Andries Odendaal answers questions about his new book A Crucial Link: Local Peace Committees and National Peacebuilding. Odendaal explains local peace committees and infrastructures for peace, the conditions under which they are successful, and how they can contribute to a reduction in violent conflict.

What is a local peace committee?

A local peace committee (or LPC) is an inclusive forum operating at the subnational level that provides a platform for the collective local leadership of a community to accept joint responsibility for building peace in that community. LPCs can exist at the district, municipality, town, or village level. Although the word “committee” implies some kind of formal or authoritative decision-making body, these types of groups generally operate more as loose spaces or forums for dialogue and consensus building. The term “committee” is commonly used to describe these groups, but it should not be taken too literally. These committees typically include representatives from all political parties, civil society, religious institutions, business networks, and government sectors.

LPCs can have many different tasks depending on the context, but generally they work to establish a minimum level of social cohesion, encourage collaboration on urgent tasks, and prevent violence. While they are not meant to be an alternative to local government structures, they can build consensus and community stability through facilitating dialogue and mediation.

What is an infrastructure for peace?

Also known as peace architecture, infrastructures for peace are systems for coordinating and supporting peace processes. They consciously link the local and national spheres and the formal and informal sectors of society. The infrastructure entails structures and procedures to enable the task of building peace, as well as the capacity to access and leverage relevant networks and resources within that society and externally. LPCs are an aspect of a peace infrastructure.

The focus of the book is on LPCs, but as an aspect of a formal infrastructure for peace. There are many examples of local peace committees that operate informally and without linkage to each other or to national processes. This book focuses on LPCs that form part of an official infrastructure for peace.

What are the components of an infrastructure for peace?

Typically an infrastructure will consist of (1) a national multistakeholder body that exercises oversight of the infrastructure, facilitates communication with and between peace committees, and provides political support to peace committees; (2) an administrative department that provides logistic and financial support to peace committees (which, in some cases, have been formalized into a dedicated government ministry); and (3) peace committees at various levels: national, provincial, and local. The existence of an infrastructure further facilitates the flow of reliable information between these levels.

What are some examples or cases studies of infrastructures for peace that include local peace committees?

In Northern Ireland, the Good Friday Agreement of 1998 identified the transformation of policing as a peacebuilding priority. In all the districts of Northern Ireland, District Policing Partnerships were established to facilitate dialogue between local communities and the police. Their task has been to build consensus on local policing priorities in light of the severe distrust of the police.

# Dataset entries

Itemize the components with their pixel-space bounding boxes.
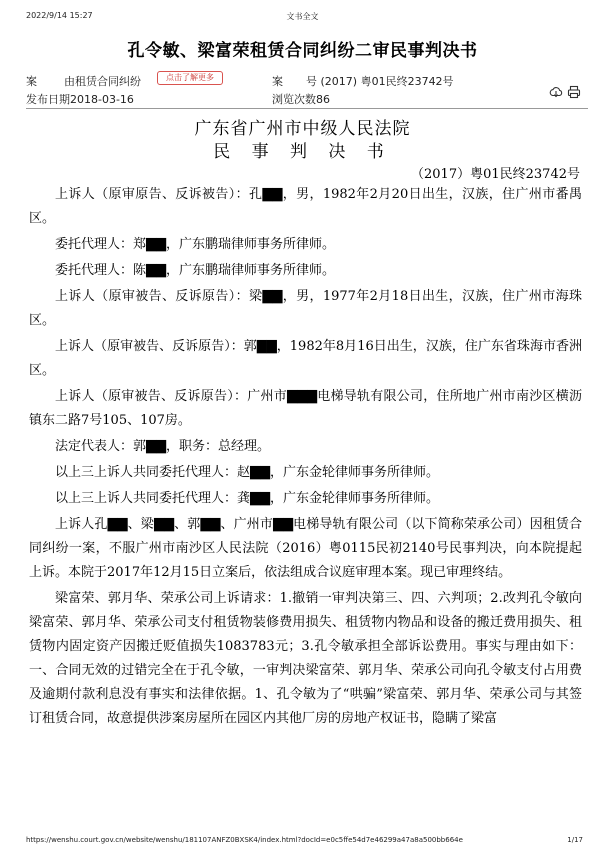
- court-name: 广东省广州市中级人民法院: [194, 119, 411, 139]
- publish-date: 发布日期2018-03-16: [26, 93, 134, 106]
- learn-more-badge[interactable]: 点击了解更多: [157, 71, 223, 85]
- cause-value: 由租赁合同纠纷: [64, 75, 141, 88]
- party-paragraph: 上诉人（原审原告、反诉被告）：孔▇▇，男，1982年2月20日出生，汉族，住广州市番禺区。: [29, 187, 582, 226]
- cause-label: 案: [26, 75, 37, 88]
- party-paragraph: 上诉人（原审被告、反诉原告）：梁▇▇，男，1977年2月18日出生，汉族，住广州市海珠区。: [29, 289, 582, 328]
- party-paragraph: 以上三上诉人共同委托代理人：龚▇▇，广东金轮律师事务所律师。: [55, 491, 439, 506]
- party-paragraph: 上诉人（原审被告、反诉原告）：郭▇▇，1982年8月16日出生，汉族，住广东省珠海市香洲区。: [29, 339, 582, 378]
- print-timestamp: 2022/9/14 15:27: [26, 11, 93, 20]
- print-header-title: 文书全文: [286, 12, 319, 21]
- party-paragraph: 法定代表人：郭▇▇，职务：总经理。: [55, 439, 270, 454]
- party-paragraph: 上诉人（原审被告、反诉原告）：广州市▇▇▇电梯导轨有限公司，住所地广州市南沙区横沥镇东二路7号105、107房。: [29, 389, 582, 428]
- party-paragraph: 以上三上诉人共同委托代理人：赵▇▇，广东金轮律师事务所律师。: [55, 465, 439, 480]
- case-summary-paragraph: 上诉人孔▇▇、梁▇▇、郭▇▇、广州市▇▇电梯导轨有限公司（以下简称荣承公司）因租赁合同纠纷一案，不服广州市南沙区人民法院（2016）粤0115民初2140号民事判决，向本院提起上诉。本院于2017年12月15日立案后，依法组成合议庭审理本案。现已审理终结。: [29, 517, 582, 580]
- header-divider: [26, 108, 588, 109]
- case-number-label: 案: [272, 75, 283, 88]
- view-count: 浏览次数86: [272, 93, 330, 106]
- document-number: （2017）粤01民终23742号: [411, 167, 580, 182]
- download-icon[interactable]: [549, 84, 563, 98]
- case-title: 孔令敏、梁富荣租赁合同纠纷二审民事判决书: [127, 41, 478, 61]
- party-paragraph: 委托代理人：陈▇▇，广东鹏瑞律师事务所律师。: [55, 263, 335, 278]
- appeal-request-paragraph: 梁富荣、郭月华、荣承公司上诉请求：1.撤销一审判决第三、四、六判项；2.改判孔令敏向梁富荣、郭月华、荣承公司支付租赁物装修费用损失、租赁物内物品和设备的搬迁费用损失、租赁物内固定资产因搬迁贬值损失1083783元；3.孔令敏承担全部诉讼费用。事实与理由如下：一、合同无效的过错完全在于孔令敏，一审判决梁富荣、郭月华、荣承公司向孔令敏支付占用费及逾期付款利息没有事实和法律依据。1、孔令敏为了“哄骗”梁富荣、郭月华、荣承公司与其签订租赁合同，故意提供涉案房屋所在园区内其他厂房的房地产权证书，隐瞒了梁富: [29, 591, 582, 726]
- print-icon[interactable]: [567, 84, 581, 98]
- party-paragraph: 委托代理人：郑▇▇，广东鹏瑞律师事务所律师。: [55, 237, 335, 252]
- judgment-body: [29, 183, 582, 733]
- case-number-value: 号 (2017) 粤01民终23742号: [306, 75, 454, 88]
- page-number: 1/17: [567, 836, 583, 844]
- source-url: https://wenshu.court.gov.cn/website/wenshu/181107ANFZ0BXSK4/index.html?docId=e0c5ffe54d7e46299a47a8a500bb664e: [26, 836, 463, 844]
- document-type: 民 事 判 决 书: [213, 142, 392, 162]
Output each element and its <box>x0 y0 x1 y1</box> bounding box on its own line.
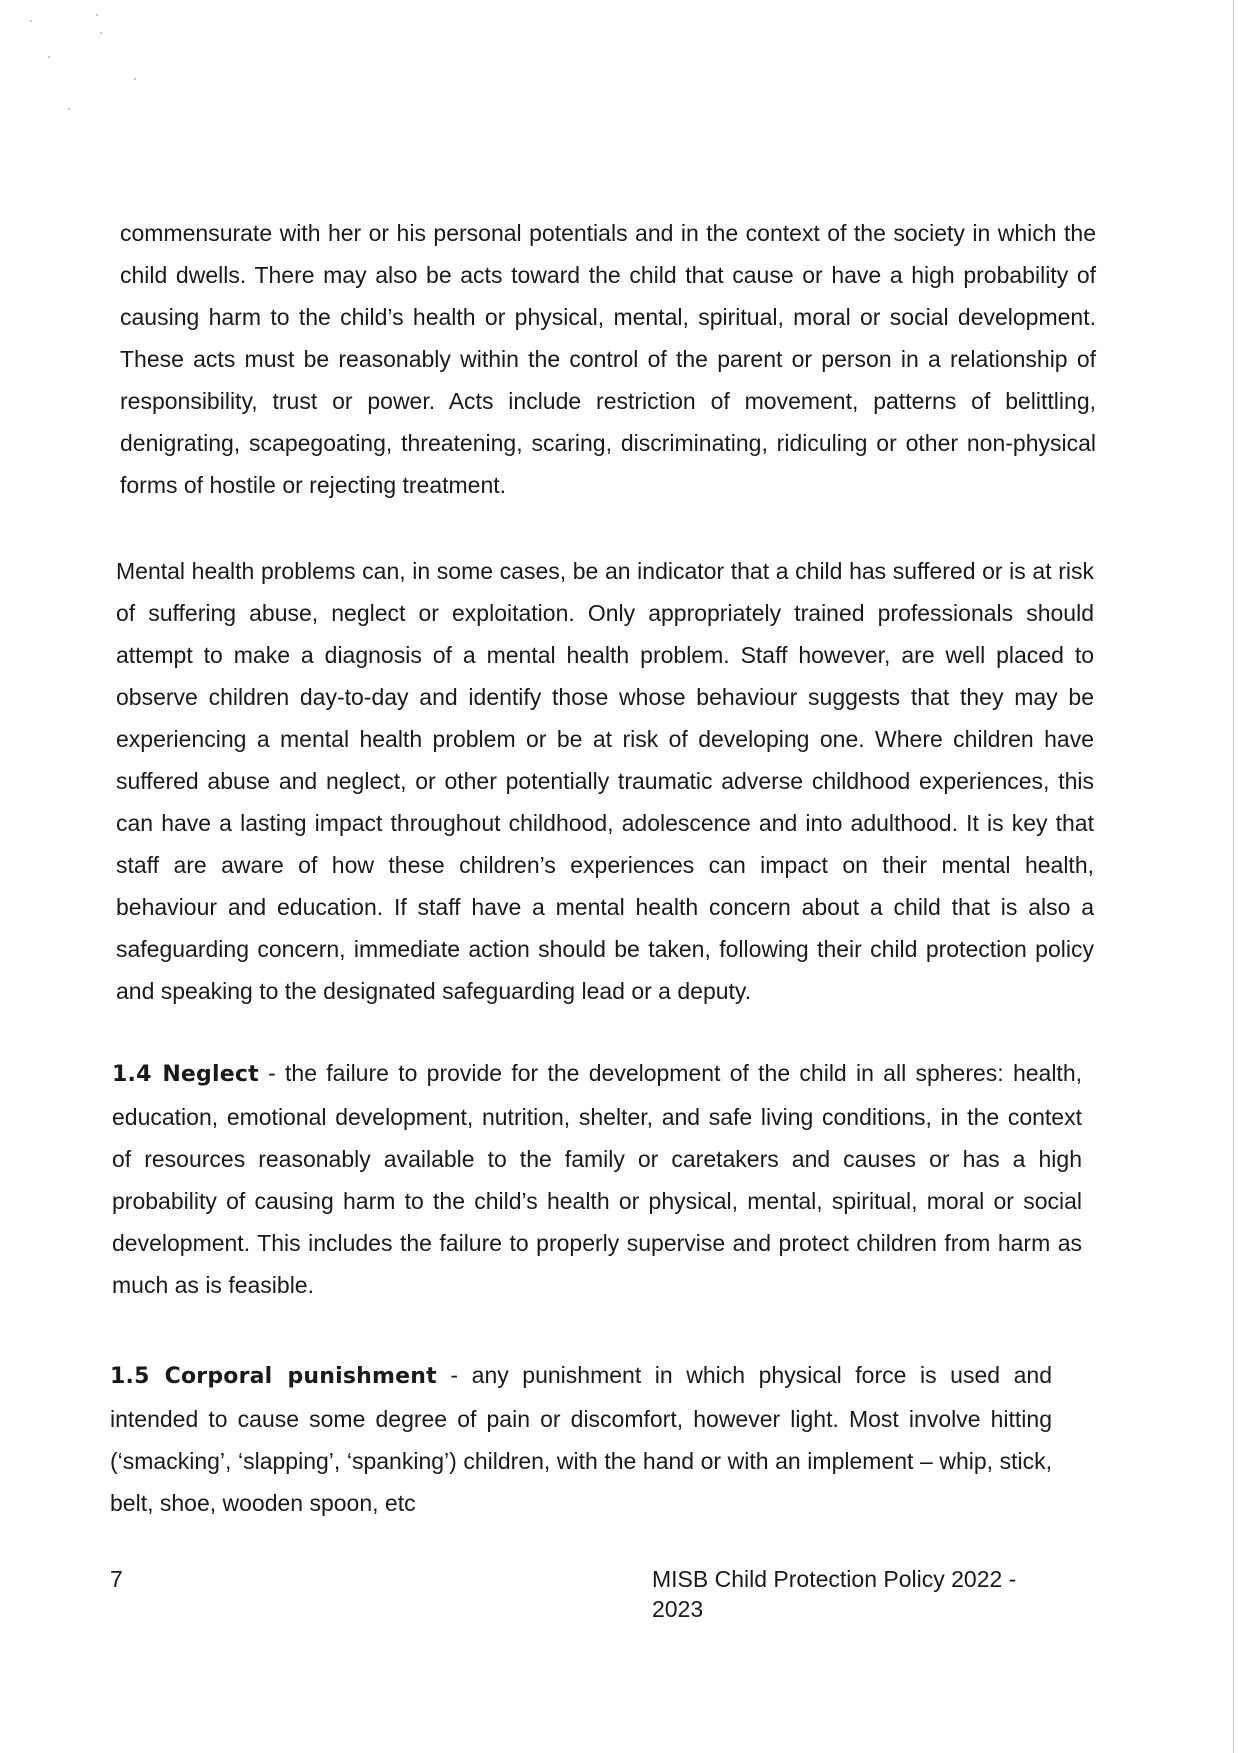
scan-speck <box>48 56 50 58</box>
section-corporal-punishment <box>110 1354 1052 1524</box>
scan-speck <box>30 20 32 22</box>
body-paragraph-emotional-abuse: commensurate with her or his personal potentials and in the context of the society in which the child dwells. There may also be acts toward the child that cause or have a high probability of causing harm to the child’s health or physical, mental, spiritual, moral or social development. These acts must be reasonably within the control of the parent or person in a relationship of responsibility, trust or power. Acts include restriction of movement, patterns of belittling, denigrating, scapegoating, threatening, scaring, discriminating, ridiculing or other non-physical forms of hostile or rejecting treatment. <box>120 220 1096 498</box>
footer-document-title: MISB Child Protection Policy 2022 - 2023 <box>652 1566 1017 1622</box>
page-edge-line <box>1233 0 1234 1753</box>
section-text-corporal-punishment: - any punishment in which physical force is used and intended to cause some degree of pain or discomfort, however light. Most involve hitting (‘smacking’, ‘slapping’, ‘spanking’) children, with the hand or with an implement – whip, stick, belt, shoe, wooden spoon, etc <box>110 1362 1052 1516</box>
section-heading-neglect: 1.4 Neglect <box>112 1062 259 1087</box>
scan-speck <box>68 108 70 110</box>
section-heading-corporal-punishment: 1.5 Corporal punishment <box>110 1364 437 1389</box>
scan-speck <box>100 32 102 34</box>
scan-speck <box>96 14 98 16</box>
body-paragraph-mental-health: Mental health problems can, in some cases, be an indicator that a child has suffered or is at risk of suffering abuse, neglect or exploitation. Only appropriately trained professionals should attempt to make a diagnosis of a mental health problem. Staff however, are well placed to observe children day-to-day and identify those whose behaviour suggests that they may be experiencing a mental health problem or be at risk of developing one. Where children have suffered abuse and neglect, or other potentially traumatic adverse childhood experiences, this can have a lasting impact throughout childhood, adolescence and into adulthood. It is key that staff are aware of how these children’s experiences can impact on their mental health, behaviour and education. If staff have a mental health concern about a child that is also a safeguarding concern, immediate action should be taken, following their child protection policy and speaking to the designated safeguarding lead or a deputy. <box>116 558 1094 1004</box>
section-neglect <box>112 1052 1082 1306</box>
section-text-neglect: - the failure to provide for the development of the child in all spheres: health, education, emotional development, nutrition, shelter, and safe living conditions, in the context of resources reasonably available to the family or caretakers and causes or has a high probability of causing harm to the child’s health or physical, mental, spiritual, moral or social development. This includes the failure to properly supervise and protect children from harm as much as is feasible. <box>112 1060 1082 1298</box>
footer-page-number: 7 <box>110 1566 123 1592</box>
scan-speck <box>134 78 136 80</box>
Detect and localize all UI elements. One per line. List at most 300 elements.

# Description of the task
Pick up the interview on local peace committees after its last sentence and carry it further. The entries are not needed here.

# Exercise answer
Sierra Leone has used local peace committees to manage tensions during elections.. During the presidential and parliamentary elections in 2007 and 2008, just a few years since the end of the civil war and the 1999 Lomé Peace agreement, there was international concern that the elections might be a catalyst for a return to war. However, they were relatively peaceful and succeeded in a transition of power. While many factors were at play, credit is due in part to the collaboration between national and local “code of conduct monitoring committees.” The national parties negotiated a code of conduct and monitored its implementation while local committees took responsibility for peace in their districts. They managed to resolve a number of potentially serious conflicts through timeous interventions. The remarkable aspect of their performance was that, at the time, there was no other public institution with sufficient credibility and capacity to fulfill this role.

In South Africa local peace committees were established to prevent violence while negotiations were continuing between national actors. The LPCs could not prevent all violence, but had been instrumental in containing the spread of violence through mediating local agreements and monitoring potential violent events.

Why local peacebuilding? Why is a national peace accord not sufficient in establishing peace and reducing violent conflict?

Conditions at the local level in the aftermath of violent conflict often encourage rather than discourage ongoing violence. Conflict management institutions are often damaged or rendered dysfunctional. Whether in pursuit of interests that are shared by substantial sections of a community, or whether for more opportunistic reasons, local actors exploit the absence of authority and resort to violence. Furthermore, the occurrence of violence has a devastating impact on local communities; it ruptures the social fabric of a community. Extensive violence not only deepens polarizations to the point where collaboration is almost impossible, but alters long-held customs and practices. Social reconstruction at the local level in the aftermath of violence therefore poses particularly complex and difficult challenges. An aspect of this challenge is the deeply emotional and personal nature of conflict in close-knit communities. On the whole, because of the extensive damage done to social and political institutions and personal relationships, the task of peacebuilding at the local level cannot be achieved by barking instructions from the top. It requires specific and focused interventions.

For local communities, peace invariably means more than the settlement of the major national issues. It does not mean that local communities are disinterested in national issues; rather, it means that local, concrete issues coupled with day-to-day survival and coexistence are more immediate. Peace is therefore inextricably linked to the absence of violence, economic survival, the healing of family and community, the settlement of local disputes, and the reliability of government institutions.

As far as LPCs are concerned, the peace they can realistically contribute to relates to an end to the violence suffered in the past; a prevention of the occurrence or recurrence of violence; an acknowledgement of the local patterns of exclusion and discrimination that have to be transformed; a commitment to collaborate in that transformation; and joint action in dealing with the most threatening and urgent problems facing the community.

When can we consider a local peacebuilding committee to be successful?

Peace will have been built by LPCs if, in a specific context, incidents of violence are reduced or stopped; and if former protagonists collaborate in local initiatives to stabilize, rebuild, and transform their communities. Peace will also have been achieved when governance and development can take place free from the debilitation of excessive social or political polarization.

How do peace infrastructures actually function? What methods and approaches do they use that are effective?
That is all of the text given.